Request:
In the entries below, count every line with the word "pull". Return only the count.

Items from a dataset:
--- --- ---

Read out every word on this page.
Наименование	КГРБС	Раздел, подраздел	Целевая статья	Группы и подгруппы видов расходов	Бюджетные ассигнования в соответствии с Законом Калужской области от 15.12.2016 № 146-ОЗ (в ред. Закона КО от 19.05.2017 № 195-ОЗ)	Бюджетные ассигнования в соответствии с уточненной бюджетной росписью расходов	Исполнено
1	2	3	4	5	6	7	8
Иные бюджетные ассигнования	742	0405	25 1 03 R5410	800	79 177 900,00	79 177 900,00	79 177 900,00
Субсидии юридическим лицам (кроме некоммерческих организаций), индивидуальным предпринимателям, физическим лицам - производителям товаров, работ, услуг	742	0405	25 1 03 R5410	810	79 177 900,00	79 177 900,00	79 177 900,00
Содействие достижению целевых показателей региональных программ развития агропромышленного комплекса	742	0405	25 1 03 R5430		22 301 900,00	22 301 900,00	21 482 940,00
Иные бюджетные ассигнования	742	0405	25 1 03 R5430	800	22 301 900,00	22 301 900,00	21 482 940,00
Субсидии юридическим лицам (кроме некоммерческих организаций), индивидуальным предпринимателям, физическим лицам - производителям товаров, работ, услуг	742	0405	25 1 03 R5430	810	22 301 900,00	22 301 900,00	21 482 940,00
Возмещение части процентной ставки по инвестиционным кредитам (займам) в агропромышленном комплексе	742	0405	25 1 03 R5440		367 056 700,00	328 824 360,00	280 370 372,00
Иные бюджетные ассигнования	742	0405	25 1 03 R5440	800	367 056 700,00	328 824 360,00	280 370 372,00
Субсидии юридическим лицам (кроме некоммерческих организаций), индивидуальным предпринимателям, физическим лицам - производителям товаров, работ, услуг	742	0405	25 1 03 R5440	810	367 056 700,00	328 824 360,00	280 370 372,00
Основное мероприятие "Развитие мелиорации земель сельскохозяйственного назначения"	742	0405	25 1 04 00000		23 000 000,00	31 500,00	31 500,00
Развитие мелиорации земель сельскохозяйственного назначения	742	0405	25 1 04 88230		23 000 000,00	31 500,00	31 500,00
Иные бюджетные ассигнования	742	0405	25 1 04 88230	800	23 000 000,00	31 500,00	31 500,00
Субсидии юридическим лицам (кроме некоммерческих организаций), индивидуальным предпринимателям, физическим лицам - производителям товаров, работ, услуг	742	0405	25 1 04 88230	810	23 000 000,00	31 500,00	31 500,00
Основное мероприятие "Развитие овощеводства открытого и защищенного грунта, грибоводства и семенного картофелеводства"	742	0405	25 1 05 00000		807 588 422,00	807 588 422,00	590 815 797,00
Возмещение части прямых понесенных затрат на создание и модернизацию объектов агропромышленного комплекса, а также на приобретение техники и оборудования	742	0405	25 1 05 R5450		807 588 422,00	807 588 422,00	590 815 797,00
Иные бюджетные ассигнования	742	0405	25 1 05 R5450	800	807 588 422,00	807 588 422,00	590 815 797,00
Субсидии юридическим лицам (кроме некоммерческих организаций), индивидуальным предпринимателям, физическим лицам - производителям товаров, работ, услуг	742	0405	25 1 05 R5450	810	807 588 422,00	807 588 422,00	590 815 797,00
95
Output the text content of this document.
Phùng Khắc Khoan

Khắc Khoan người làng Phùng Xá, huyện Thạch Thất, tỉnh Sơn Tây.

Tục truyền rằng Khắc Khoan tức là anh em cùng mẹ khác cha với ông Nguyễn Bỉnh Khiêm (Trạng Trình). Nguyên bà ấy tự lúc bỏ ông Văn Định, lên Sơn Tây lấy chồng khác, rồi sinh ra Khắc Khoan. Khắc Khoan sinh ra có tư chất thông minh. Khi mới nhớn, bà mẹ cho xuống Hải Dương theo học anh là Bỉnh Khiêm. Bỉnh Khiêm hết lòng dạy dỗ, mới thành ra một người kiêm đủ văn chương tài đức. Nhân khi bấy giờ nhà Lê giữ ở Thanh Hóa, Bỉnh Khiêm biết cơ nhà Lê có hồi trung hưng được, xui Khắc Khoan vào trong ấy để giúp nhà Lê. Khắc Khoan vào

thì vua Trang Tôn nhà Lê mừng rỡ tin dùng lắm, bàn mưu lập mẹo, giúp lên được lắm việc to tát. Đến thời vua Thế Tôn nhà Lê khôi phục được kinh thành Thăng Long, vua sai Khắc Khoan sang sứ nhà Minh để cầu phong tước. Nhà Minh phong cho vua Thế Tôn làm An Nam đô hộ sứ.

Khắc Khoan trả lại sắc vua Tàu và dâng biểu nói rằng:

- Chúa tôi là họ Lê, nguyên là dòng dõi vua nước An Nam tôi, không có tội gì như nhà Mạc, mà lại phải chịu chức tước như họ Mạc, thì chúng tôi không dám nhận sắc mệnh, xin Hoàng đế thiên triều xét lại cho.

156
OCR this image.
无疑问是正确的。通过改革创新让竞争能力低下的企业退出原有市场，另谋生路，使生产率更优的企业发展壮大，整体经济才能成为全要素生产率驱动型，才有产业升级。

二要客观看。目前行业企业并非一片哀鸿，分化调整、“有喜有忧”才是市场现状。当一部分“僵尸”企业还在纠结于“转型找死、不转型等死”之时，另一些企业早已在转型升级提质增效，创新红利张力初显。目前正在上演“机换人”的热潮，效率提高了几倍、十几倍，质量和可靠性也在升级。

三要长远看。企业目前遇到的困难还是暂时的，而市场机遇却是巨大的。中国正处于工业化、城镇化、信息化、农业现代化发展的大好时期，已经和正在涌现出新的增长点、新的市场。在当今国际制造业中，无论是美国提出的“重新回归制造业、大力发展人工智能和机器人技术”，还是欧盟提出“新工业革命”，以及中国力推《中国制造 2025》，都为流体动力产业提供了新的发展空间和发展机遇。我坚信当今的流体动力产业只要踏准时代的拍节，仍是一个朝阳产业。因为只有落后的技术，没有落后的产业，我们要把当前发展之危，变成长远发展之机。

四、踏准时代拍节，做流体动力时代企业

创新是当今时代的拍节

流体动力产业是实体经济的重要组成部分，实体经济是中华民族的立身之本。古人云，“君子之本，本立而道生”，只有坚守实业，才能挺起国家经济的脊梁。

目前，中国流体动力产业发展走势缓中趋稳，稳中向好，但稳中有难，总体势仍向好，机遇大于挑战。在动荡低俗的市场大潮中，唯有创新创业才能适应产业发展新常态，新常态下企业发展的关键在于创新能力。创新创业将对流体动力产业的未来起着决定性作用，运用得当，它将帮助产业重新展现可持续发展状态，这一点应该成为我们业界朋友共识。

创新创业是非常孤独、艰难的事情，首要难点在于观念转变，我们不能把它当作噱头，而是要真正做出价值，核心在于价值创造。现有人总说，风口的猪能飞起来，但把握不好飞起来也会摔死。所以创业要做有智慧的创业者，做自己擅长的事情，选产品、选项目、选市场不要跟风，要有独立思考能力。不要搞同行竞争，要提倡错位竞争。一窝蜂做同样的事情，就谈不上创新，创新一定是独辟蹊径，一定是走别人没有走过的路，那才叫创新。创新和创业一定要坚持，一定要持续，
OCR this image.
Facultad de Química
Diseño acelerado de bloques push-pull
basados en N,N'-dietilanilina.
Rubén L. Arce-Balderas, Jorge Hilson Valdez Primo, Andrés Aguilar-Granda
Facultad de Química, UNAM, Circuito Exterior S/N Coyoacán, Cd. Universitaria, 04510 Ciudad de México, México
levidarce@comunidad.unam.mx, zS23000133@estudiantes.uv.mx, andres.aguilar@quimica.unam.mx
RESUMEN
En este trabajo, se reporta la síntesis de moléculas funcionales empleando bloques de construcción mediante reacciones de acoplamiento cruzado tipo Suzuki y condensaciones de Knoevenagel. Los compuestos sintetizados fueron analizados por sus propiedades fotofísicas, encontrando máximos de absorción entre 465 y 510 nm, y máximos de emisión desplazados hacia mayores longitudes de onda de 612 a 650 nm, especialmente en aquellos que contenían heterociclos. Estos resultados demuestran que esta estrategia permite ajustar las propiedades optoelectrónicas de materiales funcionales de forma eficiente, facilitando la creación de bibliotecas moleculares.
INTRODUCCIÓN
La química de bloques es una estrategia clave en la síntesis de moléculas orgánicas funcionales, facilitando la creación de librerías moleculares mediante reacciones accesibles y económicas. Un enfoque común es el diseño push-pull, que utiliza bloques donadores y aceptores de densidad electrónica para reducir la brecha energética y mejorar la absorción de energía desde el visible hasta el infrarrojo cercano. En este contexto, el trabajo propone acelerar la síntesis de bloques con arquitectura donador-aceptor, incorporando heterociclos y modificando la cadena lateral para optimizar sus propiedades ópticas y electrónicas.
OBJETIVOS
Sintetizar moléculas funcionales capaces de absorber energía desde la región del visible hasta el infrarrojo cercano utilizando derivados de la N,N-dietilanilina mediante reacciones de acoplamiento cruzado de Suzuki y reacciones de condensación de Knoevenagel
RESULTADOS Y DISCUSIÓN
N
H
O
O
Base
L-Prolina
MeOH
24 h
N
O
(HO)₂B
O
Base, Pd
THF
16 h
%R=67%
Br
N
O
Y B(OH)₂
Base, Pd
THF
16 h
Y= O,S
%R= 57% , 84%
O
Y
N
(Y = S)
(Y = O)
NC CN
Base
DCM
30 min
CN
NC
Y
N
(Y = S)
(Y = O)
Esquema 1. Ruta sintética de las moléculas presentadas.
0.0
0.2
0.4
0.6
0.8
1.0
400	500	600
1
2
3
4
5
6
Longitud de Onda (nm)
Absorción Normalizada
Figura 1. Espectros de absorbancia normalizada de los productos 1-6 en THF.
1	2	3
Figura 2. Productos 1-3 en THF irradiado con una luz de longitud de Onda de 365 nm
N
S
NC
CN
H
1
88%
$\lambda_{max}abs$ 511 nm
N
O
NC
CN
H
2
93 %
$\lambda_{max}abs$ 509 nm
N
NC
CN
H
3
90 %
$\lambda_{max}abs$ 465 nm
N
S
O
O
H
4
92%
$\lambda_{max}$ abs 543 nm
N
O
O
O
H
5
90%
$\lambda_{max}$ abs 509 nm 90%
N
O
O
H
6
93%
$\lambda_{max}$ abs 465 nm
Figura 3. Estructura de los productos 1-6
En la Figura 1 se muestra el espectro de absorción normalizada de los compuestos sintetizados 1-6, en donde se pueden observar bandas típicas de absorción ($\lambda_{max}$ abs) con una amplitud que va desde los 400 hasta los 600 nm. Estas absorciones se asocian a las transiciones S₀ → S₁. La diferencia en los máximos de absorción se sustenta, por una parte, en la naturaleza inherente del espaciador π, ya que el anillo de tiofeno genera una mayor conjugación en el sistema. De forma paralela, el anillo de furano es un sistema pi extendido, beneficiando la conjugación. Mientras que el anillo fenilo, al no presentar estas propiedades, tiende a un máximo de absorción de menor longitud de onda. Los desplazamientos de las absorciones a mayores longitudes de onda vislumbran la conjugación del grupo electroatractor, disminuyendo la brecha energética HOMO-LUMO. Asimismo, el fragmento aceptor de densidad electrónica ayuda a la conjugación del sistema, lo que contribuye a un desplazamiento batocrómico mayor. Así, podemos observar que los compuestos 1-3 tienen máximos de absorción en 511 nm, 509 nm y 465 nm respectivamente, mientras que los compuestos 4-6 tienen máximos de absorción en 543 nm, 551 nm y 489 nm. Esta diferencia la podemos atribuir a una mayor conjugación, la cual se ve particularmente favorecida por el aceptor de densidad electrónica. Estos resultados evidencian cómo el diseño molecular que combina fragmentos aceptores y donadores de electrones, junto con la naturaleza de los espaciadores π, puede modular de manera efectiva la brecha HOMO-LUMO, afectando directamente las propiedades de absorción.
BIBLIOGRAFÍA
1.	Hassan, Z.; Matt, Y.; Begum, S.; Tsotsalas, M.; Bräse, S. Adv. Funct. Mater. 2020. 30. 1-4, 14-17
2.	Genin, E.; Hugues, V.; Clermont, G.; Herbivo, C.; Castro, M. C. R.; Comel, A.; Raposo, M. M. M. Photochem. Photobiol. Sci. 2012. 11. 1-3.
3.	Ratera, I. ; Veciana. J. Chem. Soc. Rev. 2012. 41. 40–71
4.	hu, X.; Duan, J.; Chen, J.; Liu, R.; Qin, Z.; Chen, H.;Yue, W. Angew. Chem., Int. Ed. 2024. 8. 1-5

--- --- ---

Solution to the exercise:
2